Task prompt: Set down the full listing exactly as given. Any pictures are to be left out.

━━━━━━━━━━━━━━━━━━━━━━━━━━━━━━

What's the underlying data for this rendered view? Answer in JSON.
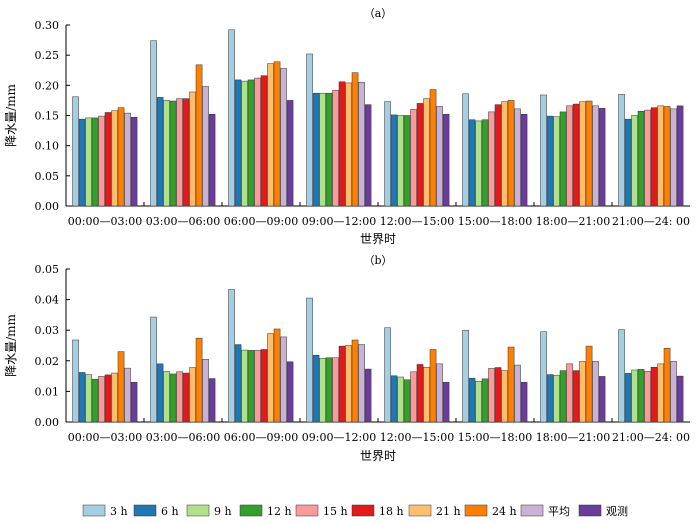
{
  "colors": {
    "3 h": "#a6cee3",
    "6 h": "#1f78b4",
    "9 h": "#b2df8a",
    "12 h": "#33a02c",
    "15 h": "#fb9a99",
    "18 h": "#e31a1c",
    "21 h": "#fdbf6f",
    "24 h": "#ff7f00",
    "平均": "#cab2d6",
    "观测": "#6a3d9a"
  },
  "legend": [
    "3 h",
    "6 h",
    "9 h",
    "12 h",
    "15 h",
    "18 h",
    "21 h",
    "24 h",
    "平均",
    "观测"
  ],
  "chart_data": [
    {
      "type": "bar",
      "panel": "（a）",
      "xlabel": "世界时",
      "ylabel": "降水量/mm",
      "ylim": [
        0,
        0.3
      ],
      "yticks": [
        "0.00",
        "0.05",
        "0.10",
        "0.15",
        "0.20",
        "0.25",
        "0.30"
      ],
      "categories": [
        "00:00—03:00",
        "03:00—06:00",
        "06:00—09:00",
        "09:00—12:00",
        "12:00—15:00",
        "15:00—18:00",
        "18:00—21:00",
        "21:00—24: 00"
      ],
      "series": [
        {
          "name": "3 h",
          "values": [
            0.181,
            0.274,
            0.292,
            0.252,
            0.173,
            0.186,
            0.184,
            0.185
          ]
        },
        {
          "name": "6 h",
          "values": [
            0.144,
            0.18,
            0.209,
            0.187,
            0.151,
            0.143,
            0.149,
            0.144
          ]
        },
        {
          "name": "9 h",
          "values": [
            0.146,
            0.175,
            0.207,
            0.187,
            0.15,
            0.141,
            0.148,
            0.15
          ]
        },
        {
          "name": "12 h",
          "values": [
            0.146,
            0.174,
            0.209,
            0.187,
            0.15,
            0.143,
            0.156,
            0.157
          ]
        },
        {
          "name": "15 h",
          "values": [
            0.149,
            0.178,
            0.212,
            0.192,
            0.16,
            0.156,
            0.166,
            0.159
          ]
        },
        {
          "name": "18 h",
          "values": [
            0.155,
            0.178,
            0.216,
            0.206,
            0.17,
            0.168,
            0.169,
            0.163
          ]
        },
        {
          "name": "21 h",
          "values": [
            0.158,
            0.189,
            0.236,
            0.204,
            0.178,
            0.173,
            0.173,
            0.166
          ]
        },
        {
          "name": "24 h",
          "values": [
            0.163,
            0.234,
            0.239,
            0.221,
            0.193,
            0.175,
            0.174,
            0.165
          ]
        },
        {
          "name": "平均",
          "values": [
            0.154,
            0.198,
            0.228,
            0.205,
            0.165,
            0.161,
            0.166,
            0.161
          ]
        },
        {
          "name": "观测",
          "values": [
            0.147,
            0.152,
            0.175,
            0.168,
            0.152,
            0.152,
            0.162,
            0.166
          ]
        }
      ]
    },
    {
      "type": "bar",
      "panel": "（b）",
      "xlabel": "世界时",
      "ylabel": "降水量/mm",
      "ylim": [
        0,
        0.05
      ],
      "yticks": [
        "0.00",
        "0.01",
        "0.02",
        "0.03",
        "0.04",
        "0.05"
      ],
      "categories": [
        "00:00—03:00",
        "03:00—06:00",
        "06:00—09:00",
        "09:00—12:00",
        "12:00—15:00",
        "15:00—18:00",
        "18:00—21:00",
        "21:00—24: 00"
      ],
      "series": [
        {
          "name": "3 h",
          "values": [
            0.0268,
            0.0343,
            0.0433,
            0.0405,
            0.0308,
            0.03,
            0.0295,
            0.0302
          ]
        },
        {
          "name": "6 h",
          "values": [
            0.0162,
            0.019,
            0.0253,
            0.0218,
            0.0151,
            0.0143,
            0.0155,
            0.0159
          ]
        },
        {
          "name": "9 h",
          "values": [
            0.0155,
            0.0165,
            0.0235,
            0.0208,
            0.0147,
            0.0133,
            0.0153,
            0.017
          ]
        },
        {
          "name": "12 h",
          "values": [
            0.014,
            0.0157,
            0.0234,
            0.021,
            0.0138,
            0.0141,
            0.0168,
            0.0172
          ]
        },
        {
          "name": "15 h",
          "values": [
            0.0149,
            0.0164,
            0.0234,
            0.021,
            0.0164,
            0.0175,
            0.019,
            0.0166
          ]
        },
        {
          "name": "18 h",
          "values": [
            0.0154,
            0.016,
            0.0237,
            0.0248,
            0.0188,
            0.0178,
            0.0168,
            0.0179
          ]
        },
        {
          "name": "21 h",
          "values": [
            0.016,
            0.0178,
            0.0289,
            0.025,
            0.0179,
            0.0168,
            0.0198,
            0.019
          ]
        },
        {
          "name": "24 h",
          "values": [
            0.023,
            0.0274,
            0.0304,
            0.0268,
            0.0237,
            0.0245,
            0.0248,
            0.0241
          ]
        },
        {
          "name": "平均",
          "values": [
            0.0176,
            0.0205,
            0.0278,
            0.0253,
            0.019,
            0.0186,
            0.0198,
            0.0198
          ]
        },
        {
          "name": "观测",
          "values": [
            0.013,
            0.0142,
            0.0197,
            0.0173,
            0.013,
            0.013,
            0.0149,
            0.015
          ]
        }
      ]
    }
  ]
}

━━━━━━━━━━━━━━━━━━━━━━━━━━━━━━

Solved exercise:
What's the underlying data for this rendered view? Answer in JSON.
{
  "colors": {
    "3 h": "#a6cee3",
    "6 h": "#1f78b4",
    "9 h": "#b2df8a",
    "12 h": "#33a02c",
    "15 h": "#fb9a99",
    "18 h": "#e31a1c",
    "21 h": "#fdbf6f",
    "24 h": "#ff7f00",
    "平均": "#cab2d6",
    "观测": "#6a3d9a"
  },
  "legend": [
    "3 h",
    "6 h",
    "9 h",
    "12 h",
    "15 h",
    "18 h",
    "21 h",
    "24 h",
    "平均",
    "观测"
  ],
  "chart_data": [
    {
      "type": "bar",
      "panel": "（a）",
      "xlabel": "世界时",
      "ylabel": "降水量/mm",
      "ylim": [
        0,
        0.3
      ],
      "yticks": [
        "0.00",
        "0.05",
        "0.10",
        "0.15",
        "0.20",
        "0.25",
        "0.30"
      ],
      "categories": [
        "00:00—03:00",
        "03:00—06:00",
        "06:00—09:00",
        "09:00—12:00",
        "12:00—15:00",
        "15:00—18:00",
        "18:00—21:00",
        "21:00—24: 00"
      ],
      "series": [
        {
          "name": "3 h",
          "values": [
            0.181,
            0.274,
            0.292,
            0.252,
            0.173,
            0.186,
            0.184,
            0.185
          ]
        },
        {
          "name": "6 h",
          "values": [
            0.144,
            0.18,
            0.209,
            0.187,
            0.151,
            0.143,
            0.149,
            0.144
          ]
        },
        {
          "name": "9 h",
          "values": [
            0.146,
            0.175,
            0.207,
            0.187,
            0.15,
            0.141,
            0.148,
            0.15
          ]
        },
        {
          "name": "12 h",
          "values": [
            0.146,
            0.174,
            0.209,
            0.187,
            0.15,
            0.143,
            0.156,
            0.157
          ]
        },
        {
          "name": "15 h",
          "values": [
            0.149,
            0.178,
            0.212,
            0.192,
            0.16,
            0.156,
            0.166,
            0.159
          ]
        },
        {
          "name": "18 h",
          "values": [
            0.155,
            0.178,
            0.216,
            0.206,
            0.17,
            0.168,
            0.169,
            0.163
          ]
        },
        {
          "name": "21 h",
          "values": [
            0.158,
            0.189,
            0.236,
            0.204,
            0.178,
            0.173,
            0.173,
            0.166
          ]
        },
        {
          "name": "24 h",
          "values": [
            0.163,
            0.234,
            0.239,
            0.221,
            0.193,
            0.175,
            0.174,
            0.165
          ]
        },
        {
          "name": "平均",
          "values": [
            0.154,
            0.198,
            0.228,
            0.205,
            0.165,
            0.161,
            0.166,
            0.161
          ]
        },
        {
          "name": "观测",
          "values": [
            0.147,
            0.152,
            0.175,
            0.168,
            0.152,
            0.152,
            0.162,
            0.166
          ]
        }
      ]
    },
    {
      "type": "bar",
      "panel": "（b）",
      "xlabel": "世界时",
      "ylabel": "降水量/mm",
      "ylim": [
        0,
        0.05
      ],
      "yticks": [
        "0.00",
        "0.01",
        "0.02",
        "0.03",
        "0.04",
        "0.05"
      ],
      "categories": [
        "00:00—03:00",
        "03:00—06:00",
        "06:00—09:00",
        "09:00—12:00",
        "12:00—15:00",
        "15:00—18:00",
        "18:00—21:00",
        "21:00—24: 00"
      ],
      "series": [
        {
          "name": "3 h",
          "values": [
            0.0268,
            0.0343,
            0.0433,
            0.0405,
            0.0308,
            0.03,
            0.0295,
            0.0302
          ]
        },
        {
          "name": "6 h",
          "values": [
            0.0162,
            0.019,
            0.0253,
            0.0218,
            0.0151,
            0.0143,
            0.0155,
            0.0159
          ]
        },
        {
          "name": "9 h",
          "values": [
            0.0155,
            0.0165,
            0.0235,
            0.0208,
            0.0147,
            0.0133,
            0.0153,
            0.017
          ]
        },
        {
          "name": "12 h",
          "values": [
            0.014,
            0.0157,
            0.0234,
            0.021,
            0.0138,
            0.0141,
            0.0168,
            0.0172
          ]
        },
        {
          "name": "15 h",
          "values": [
            0.0149,
            0.0164,
            0.0234,
            0.021,
            0.0164,
            0.0175,
            0.019,
            0.0166
          ]
        },
        {
          "name": "18 h",
          "values": [
            0.0154,
            0.016,
            0.0237,
            0.0248,
            0.0188,
            0.0178,
            0.0168,
            0.0179
          ]
        },
        {
          "name": "21 h",
          "values": [
            0.016,
            0.0178,
            0.0289,
            0.025,
            0.0179,
            0.0168,
            0.0198,
            0.019
          ]
        },
        {
          "name": "24 h",
          "values": [
            0.023,
            0.0274,
            0.0304,
            0.0268,
            0.0237,
            0.0245,
            0.0248,
            0.0241
          ]
        },
        {
          "name": "平均",
          "values": [
            0.0176,
            0.0205,
            0.0278,
            0.0253,
            0.019,
            0.0186,
            0.0198,
            0.0198
          ]
        },
        {
          "name": "观测",
          "values": [
            0.013,
            0.0142,
            0.0197,
            0.0173,
            0.013,
            0.013,
            0.0149,
            0.015
          ]
        }
      ]
    }
  ]
}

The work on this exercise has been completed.